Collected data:
— Begin —

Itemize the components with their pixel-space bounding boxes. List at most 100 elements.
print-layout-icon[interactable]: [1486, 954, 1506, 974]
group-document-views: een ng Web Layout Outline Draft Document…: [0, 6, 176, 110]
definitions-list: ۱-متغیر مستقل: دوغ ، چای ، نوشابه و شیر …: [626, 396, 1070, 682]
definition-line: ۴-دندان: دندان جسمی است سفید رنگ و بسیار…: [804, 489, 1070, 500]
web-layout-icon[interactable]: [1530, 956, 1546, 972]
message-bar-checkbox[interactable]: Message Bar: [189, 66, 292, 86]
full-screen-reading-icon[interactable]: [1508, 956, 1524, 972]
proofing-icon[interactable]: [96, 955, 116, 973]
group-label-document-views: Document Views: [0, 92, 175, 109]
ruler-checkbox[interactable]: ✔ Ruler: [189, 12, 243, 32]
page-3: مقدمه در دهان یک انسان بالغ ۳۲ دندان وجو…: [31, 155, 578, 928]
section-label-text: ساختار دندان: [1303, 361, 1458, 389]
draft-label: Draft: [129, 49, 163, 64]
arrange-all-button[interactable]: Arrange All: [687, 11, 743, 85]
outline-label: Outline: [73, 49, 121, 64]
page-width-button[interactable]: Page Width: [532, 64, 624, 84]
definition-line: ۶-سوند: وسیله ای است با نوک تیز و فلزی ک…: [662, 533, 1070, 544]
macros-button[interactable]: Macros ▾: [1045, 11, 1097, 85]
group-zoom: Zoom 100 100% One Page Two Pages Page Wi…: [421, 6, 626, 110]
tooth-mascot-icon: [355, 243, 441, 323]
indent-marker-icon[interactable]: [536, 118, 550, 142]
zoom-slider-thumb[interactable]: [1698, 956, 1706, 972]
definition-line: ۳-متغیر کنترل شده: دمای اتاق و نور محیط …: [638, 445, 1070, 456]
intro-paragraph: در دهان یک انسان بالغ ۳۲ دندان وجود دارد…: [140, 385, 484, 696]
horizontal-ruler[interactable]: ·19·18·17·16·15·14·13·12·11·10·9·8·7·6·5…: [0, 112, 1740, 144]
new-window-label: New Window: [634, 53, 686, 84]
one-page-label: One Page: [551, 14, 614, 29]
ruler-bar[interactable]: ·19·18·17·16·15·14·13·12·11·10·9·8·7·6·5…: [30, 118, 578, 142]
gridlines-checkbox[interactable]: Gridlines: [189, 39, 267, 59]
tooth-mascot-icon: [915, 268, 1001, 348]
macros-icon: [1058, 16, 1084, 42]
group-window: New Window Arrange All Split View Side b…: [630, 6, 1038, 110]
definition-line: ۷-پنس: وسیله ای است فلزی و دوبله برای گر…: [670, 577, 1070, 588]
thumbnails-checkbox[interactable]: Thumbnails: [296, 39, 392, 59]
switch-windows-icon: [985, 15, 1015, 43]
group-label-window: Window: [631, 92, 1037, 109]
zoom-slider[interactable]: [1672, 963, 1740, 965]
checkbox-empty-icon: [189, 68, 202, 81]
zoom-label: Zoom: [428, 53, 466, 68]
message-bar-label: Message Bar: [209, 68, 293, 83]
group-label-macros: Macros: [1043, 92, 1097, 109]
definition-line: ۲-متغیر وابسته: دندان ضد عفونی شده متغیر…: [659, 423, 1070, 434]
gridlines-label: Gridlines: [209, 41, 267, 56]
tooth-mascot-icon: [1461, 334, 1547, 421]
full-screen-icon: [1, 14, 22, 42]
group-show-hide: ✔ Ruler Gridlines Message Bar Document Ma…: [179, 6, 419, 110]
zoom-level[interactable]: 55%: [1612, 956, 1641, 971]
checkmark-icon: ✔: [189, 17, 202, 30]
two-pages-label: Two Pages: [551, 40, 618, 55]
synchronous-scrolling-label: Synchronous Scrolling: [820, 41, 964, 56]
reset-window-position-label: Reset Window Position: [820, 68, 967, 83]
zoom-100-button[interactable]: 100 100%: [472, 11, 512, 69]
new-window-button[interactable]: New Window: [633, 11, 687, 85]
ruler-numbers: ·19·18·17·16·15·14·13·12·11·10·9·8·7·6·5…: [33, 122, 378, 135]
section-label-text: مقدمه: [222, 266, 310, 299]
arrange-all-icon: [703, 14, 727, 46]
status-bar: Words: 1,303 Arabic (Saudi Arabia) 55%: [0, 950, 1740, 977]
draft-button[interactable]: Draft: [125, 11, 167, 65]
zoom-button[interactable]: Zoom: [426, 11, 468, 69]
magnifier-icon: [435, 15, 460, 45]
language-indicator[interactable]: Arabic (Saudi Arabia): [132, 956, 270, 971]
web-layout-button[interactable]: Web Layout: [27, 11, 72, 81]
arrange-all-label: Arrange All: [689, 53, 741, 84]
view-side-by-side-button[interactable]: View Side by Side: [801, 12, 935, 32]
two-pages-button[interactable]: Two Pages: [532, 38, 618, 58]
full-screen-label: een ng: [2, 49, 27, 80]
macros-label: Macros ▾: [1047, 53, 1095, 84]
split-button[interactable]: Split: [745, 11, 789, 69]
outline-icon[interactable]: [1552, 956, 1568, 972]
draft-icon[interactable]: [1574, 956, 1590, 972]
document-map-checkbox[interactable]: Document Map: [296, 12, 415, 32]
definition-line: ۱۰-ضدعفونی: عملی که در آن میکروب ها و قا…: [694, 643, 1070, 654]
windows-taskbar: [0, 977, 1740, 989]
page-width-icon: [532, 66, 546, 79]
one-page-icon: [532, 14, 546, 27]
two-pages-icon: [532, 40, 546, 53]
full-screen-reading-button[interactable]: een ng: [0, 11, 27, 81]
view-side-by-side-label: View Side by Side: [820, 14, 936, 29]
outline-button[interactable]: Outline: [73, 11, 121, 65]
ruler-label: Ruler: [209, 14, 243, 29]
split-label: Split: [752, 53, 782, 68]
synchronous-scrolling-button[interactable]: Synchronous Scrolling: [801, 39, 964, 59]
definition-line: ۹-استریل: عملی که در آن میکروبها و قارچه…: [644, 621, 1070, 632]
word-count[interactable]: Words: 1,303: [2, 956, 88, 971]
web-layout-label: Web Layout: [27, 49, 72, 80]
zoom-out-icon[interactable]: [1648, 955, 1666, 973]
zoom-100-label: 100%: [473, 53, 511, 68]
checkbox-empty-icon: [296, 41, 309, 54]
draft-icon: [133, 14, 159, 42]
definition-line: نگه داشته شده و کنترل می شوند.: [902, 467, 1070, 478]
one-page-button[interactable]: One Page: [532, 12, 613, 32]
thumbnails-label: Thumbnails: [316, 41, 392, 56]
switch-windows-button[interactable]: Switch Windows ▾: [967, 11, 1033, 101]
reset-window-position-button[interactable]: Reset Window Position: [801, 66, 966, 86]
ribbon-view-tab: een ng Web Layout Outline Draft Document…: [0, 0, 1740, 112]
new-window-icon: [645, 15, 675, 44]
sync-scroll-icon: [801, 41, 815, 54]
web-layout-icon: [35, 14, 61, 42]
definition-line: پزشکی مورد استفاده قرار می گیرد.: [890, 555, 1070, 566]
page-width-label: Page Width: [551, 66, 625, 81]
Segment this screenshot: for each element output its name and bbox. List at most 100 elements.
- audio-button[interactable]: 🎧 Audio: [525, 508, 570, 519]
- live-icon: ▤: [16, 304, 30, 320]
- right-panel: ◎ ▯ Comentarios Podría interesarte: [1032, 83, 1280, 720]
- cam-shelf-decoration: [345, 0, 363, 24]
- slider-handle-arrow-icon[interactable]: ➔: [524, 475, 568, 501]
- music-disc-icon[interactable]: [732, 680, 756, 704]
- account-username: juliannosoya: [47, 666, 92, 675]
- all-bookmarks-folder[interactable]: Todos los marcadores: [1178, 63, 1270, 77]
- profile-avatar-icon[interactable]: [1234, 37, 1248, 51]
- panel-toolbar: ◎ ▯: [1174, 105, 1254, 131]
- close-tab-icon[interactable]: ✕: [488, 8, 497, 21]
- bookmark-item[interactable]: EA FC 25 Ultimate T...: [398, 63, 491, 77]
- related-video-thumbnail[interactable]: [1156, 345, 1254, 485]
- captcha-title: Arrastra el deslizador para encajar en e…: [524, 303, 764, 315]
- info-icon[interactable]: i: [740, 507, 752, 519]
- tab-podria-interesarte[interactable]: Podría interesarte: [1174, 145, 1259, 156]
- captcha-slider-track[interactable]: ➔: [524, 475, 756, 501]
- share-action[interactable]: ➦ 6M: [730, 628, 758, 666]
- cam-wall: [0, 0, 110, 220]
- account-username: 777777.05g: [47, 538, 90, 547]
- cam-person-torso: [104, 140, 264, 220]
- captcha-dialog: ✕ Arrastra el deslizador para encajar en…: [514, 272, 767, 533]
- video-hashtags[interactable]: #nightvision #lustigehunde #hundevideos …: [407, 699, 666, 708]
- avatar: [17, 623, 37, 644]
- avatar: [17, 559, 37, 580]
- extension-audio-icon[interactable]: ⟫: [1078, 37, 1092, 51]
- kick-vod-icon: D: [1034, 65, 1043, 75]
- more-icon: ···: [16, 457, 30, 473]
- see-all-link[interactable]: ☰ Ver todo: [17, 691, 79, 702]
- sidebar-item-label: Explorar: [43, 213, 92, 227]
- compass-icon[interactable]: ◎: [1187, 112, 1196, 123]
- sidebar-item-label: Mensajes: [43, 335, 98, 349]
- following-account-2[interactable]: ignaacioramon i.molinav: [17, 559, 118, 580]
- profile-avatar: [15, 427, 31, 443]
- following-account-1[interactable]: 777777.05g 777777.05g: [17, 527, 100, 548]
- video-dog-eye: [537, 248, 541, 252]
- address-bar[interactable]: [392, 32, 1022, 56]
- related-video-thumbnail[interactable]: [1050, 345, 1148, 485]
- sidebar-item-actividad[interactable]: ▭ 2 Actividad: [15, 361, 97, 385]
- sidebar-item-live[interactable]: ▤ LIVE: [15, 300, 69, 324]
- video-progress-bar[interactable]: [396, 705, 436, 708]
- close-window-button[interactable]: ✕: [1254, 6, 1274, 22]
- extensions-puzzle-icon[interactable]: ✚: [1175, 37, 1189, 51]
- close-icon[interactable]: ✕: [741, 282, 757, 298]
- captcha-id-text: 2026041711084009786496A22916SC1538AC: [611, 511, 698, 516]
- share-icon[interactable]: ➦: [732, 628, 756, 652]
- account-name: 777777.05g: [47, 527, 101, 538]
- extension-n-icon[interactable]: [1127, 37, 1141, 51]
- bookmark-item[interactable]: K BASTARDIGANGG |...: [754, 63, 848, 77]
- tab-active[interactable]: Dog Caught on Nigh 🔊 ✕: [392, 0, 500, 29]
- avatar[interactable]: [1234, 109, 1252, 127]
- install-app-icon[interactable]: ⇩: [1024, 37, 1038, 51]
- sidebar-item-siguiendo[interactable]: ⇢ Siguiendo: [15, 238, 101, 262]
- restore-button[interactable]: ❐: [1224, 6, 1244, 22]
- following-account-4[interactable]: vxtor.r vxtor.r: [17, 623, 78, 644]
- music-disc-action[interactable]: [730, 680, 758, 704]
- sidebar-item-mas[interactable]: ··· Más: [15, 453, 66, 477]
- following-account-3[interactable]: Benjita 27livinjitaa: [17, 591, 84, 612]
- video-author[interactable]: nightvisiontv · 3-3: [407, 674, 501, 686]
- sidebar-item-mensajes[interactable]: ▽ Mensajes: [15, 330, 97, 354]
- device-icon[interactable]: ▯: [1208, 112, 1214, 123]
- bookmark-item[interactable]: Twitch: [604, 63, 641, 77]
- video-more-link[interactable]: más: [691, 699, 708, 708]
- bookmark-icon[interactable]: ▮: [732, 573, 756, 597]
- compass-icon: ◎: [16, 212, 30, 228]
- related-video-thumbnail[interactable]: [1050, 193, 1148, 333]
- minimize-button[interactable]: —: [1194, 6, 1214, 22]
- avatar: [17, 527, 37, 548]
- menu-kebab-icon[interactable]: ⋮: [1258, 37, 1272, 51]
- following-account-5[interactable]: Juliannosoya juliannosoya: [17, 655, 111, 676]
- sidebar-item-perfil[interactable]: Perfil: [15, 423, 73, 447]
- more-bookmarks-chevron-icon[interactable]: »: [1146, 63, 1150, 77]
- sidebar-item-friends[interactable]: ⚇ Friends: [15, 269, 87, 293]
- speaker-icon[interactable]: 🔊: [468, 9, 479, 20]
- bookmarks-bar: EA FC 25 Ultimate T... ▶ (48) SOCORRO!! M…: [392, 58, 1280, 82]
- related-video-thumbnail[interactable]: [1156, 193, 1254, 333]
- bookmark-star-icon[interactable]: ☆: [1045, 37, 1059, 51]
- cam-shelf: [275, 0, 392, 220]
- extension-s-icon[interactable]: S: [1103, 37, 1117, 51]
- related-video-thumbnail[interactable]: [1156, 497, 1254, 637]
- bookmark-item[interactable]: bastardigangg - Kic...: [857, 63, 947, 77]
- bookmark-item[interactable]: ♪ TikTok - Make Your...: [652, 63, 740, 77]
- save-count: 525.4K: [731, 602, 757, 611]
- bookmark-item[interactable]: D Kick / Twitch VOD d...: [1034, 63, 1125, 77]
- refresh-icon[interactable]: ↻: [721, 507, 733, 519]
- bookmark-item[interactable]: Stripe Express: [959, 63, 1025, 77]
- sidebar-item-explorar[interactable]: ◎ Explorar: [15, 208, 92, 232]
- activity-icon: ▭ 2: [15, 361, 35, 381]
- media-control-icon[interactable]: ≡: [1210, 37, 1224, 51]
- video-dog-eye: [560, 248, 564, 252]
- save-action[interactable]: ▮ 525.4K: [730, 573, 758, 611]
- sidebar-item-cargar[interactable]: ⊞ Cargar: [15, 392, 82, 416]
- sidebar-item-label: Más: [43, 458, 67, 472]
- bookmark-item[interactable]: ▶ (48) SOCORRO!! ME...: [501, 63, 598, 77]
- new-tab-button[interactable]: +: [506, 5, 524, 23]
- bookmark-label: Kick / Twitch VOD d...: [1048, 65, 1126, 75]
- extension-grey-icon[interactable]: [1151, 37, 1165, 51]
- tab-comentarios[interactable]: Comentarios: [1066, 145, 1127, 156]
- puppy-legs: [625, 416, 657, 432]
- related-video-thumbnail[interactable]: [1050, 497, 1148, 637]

— End —

To be done: Repeat the lines of the records exactly, starting at the first line and ending at the line that contains "definition-line: ۳-متغیر کنترل", with both of those lines included.

Reply:
Itemize the components with their pixel-space bounding boxes. List at most 100 elements.
print-layout-icon[interactable]: [1486, 954, 1506, 974]
group-document-views: een ng Web Layout Outline Draft Document…: [0, 6, 176, 110]
definitions-list: ۱-متغیر مستقل: دوغ ، چای ، نوشابه و شیر …: [626, 396, 1070, 682]
definition-line: ۴-دندان: دندان جسمی است سفید رنگ و بسیار…: [804, 489, 1070, 500]
web-layout-icon[interactable]: [1530, 956, 1546, 972]
message-bar-checkbox[interactable]: Message Bar: [189, 66, 292, 86]
full-screen-reading-icon[interactable]: [1508, 956, 1524, 972]
proofing-icon[interactable]: [96, 955, 116, 973]
group-label-document-views: Document Views: [0, 92, 175, 109]
ruler-checkbox[interactable]: ✔ Ruler: [189, 12, 243, 32]
page-3: مقدمه در دهان یک انسان بالغ ۳۲ دندان وجو…: [31, 155, 578, 928]
section-label-text: ساختار دندان: [1303, 361, 1458, 389]
draft-label: Draft: [129, 49, 163, 64]
arrange-all-button[interactable]: Arrange All: [687, 11, 743, 85]
outline-label: Outline: [73, 49, 121, 64]
page-width-button[interactable]: Page Width: [532, 64, 624, 84]
definition-line: ۶-سوند: وسیله ای است با نوک تیز و فلزی ک…: [662, 533, 1070, 544]
macros-button[interactable]: Macros ▾: [1045, 11, 1097, 85]
group-zoom: Zoom 100 100% One Page Two Pages Page Wi…: [421, 6, 626, 110]
tooth-mascot-icon: [355, 243, 441, 323]
indent-marker-icon[interactable]: [536, 118, 550, 142]
zoom-slider-thumb[interactable]: [1698, 956, 1706, 972]
definition-line: ۳-متغیر کنترل شده: دمای اتاق و نور محیط …: [638, 445, 1070, 456]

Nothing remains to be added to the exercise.